### Stored data entries
⁂

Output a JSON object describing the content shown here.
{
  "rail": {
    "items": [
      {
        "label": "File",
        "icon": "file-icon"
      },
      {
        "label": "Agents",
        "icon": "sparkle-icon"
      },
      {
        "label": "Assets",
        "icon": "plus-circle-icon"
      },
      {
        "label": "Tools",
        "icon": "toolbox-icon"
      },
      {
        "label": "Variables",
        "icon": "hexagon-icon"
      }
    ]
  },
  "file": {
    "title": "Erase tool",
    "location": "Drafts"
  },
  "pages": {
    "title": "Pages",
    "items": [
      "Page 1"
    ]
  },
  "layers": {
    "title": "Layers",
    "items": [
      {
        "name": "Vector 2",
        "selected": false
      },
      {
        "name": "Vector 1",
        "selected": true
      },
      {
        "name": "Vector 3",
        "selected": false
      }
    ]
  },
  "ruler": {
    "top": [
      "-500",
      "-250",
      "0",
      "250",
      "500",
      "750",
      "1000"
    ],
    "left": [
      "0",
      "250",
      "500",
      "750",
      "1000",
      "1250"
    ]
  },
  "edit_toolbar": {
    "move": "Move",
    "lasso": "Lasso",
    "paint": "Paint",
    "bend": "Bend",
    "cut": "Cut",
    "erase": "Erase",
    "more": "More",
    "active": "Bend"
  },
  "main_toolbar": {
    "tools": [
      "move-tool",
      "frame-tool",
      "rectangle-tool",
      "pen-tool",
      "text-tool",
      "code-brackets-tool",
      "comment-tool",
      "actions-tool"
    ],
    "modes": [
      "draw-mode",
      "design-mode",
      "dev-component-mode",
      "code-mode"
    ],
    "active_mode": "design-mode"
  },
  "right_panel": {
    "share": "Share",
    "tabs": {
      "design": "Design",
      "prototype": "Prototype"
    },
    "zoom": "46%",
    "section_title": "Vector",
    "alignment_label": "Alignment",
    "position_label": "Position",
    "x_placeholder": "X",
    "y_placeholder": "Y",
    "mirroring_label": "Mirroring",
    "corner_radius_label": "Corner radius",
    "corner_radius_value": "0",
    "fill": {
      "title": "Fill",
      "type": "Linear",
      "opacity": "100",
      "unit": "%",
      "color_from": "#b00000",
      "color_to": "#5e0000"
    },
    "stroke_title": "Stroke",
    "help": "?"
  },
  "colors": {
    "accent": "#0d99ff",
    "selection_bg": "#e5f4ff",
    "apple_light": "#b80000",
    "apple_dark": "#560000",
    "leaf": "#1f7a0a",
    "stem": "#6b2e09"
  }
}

⁂

### What you are asked to do
Reproduce each entry above exactly, keeping every word.

### The output
Output a JSON object describing the content shown here.
{
  "rail": {
    "items": [
      {
        "label": "File",
        "icon": "file-icon"
      },
      {
        "label": "Agents",
        "icon": "sparkle-icon"
      },
      {
        "label": "Assets",
        "icon": "plus-circle-icon"
      },
      {
        "label": "Tools",
        "icon": "toolbox-icon"
      },
      {
        "label": "Variables",
        "icon": "hexagon-icon"
      }
    ]
  },
  "file": {
    "title": "Erase tool",
    "location": "Drafts"
  },
  "pages": {
    "title": "Pages",
    "items": [
      "Page 1"
    ]
  },
  "layers": {
    "title": "Layers",
    "items": [
      {
        "name": "Vector 2",
        "selected": false
      },
      {
        "name": "Vector 1",
        "selected": true
      },
      {
        "name": "Vector 3",
        "selected": false
      }
    ]
  },
  "ruler": {
    "top": [
      "-500",
      "-250",
      "0",
      "250",
      "500",
      "750",
      "1000"
    ],
    "left": [
      "0",
      "250",
      "500",
      "750",
      "1000",
      "1250"
    ]
  },
  "edit_toolbar": {
    "move": "Move",
    "lasso": "Lasso",
    "paint": "Paint",
    "bend": "Bend",
    "cut": "Cut",
    "erase": "Erase",
    "more": "More",
    "active": "Bend"
  },
  "main_toolbar": {
    "tools": [
      "move-tool",
      "frame-tool",
      "rectangle-tool",
      "pen-tool",
      "text-tool",
      "code-brackets-tool",
      "comment-tool",
      "actions-tool"
    ],
    "modes": [
      "draw-mode",
      "design-mode",
      "dev-component-mode",
      "code-mode"
    ],
    "active_mode": "design-mode"
  },
  "right_panel": {
    "share": "Share",
    "tabs": {
      "design": "Design",
      "prototype": "Prototype"
    },
    "zoom": "46%",
    "section_title": "Vector",
    "alignment_label": "Alignment",
    "position_label": "Position",
    "x_placeholder": "X",
    "y_placeholder": "Y",
    "mirroring_label": "Mirroring",
    "corner_radius_label": "Corner radius",
    "corner_radius_value": "0",
    "fill": {
      "title": "Fill",
      "type": "Linear",
      "opacity": "100",
      "unit": "%",
      "color_from": "#b00000",
      "color_to": "#5e0000"
    },
    "stroke_title": "Stroke",
    "help": "?"
  },
  "colors": {
    "accent": "#0d99ff",
    "selection_bg": "#e5f4ff",
    "apple_light": "#b80000",
    "apple_dark": "#560000",
    "leaf": "#1f7a0a",
    "stem": "#6b2e09"
  }
}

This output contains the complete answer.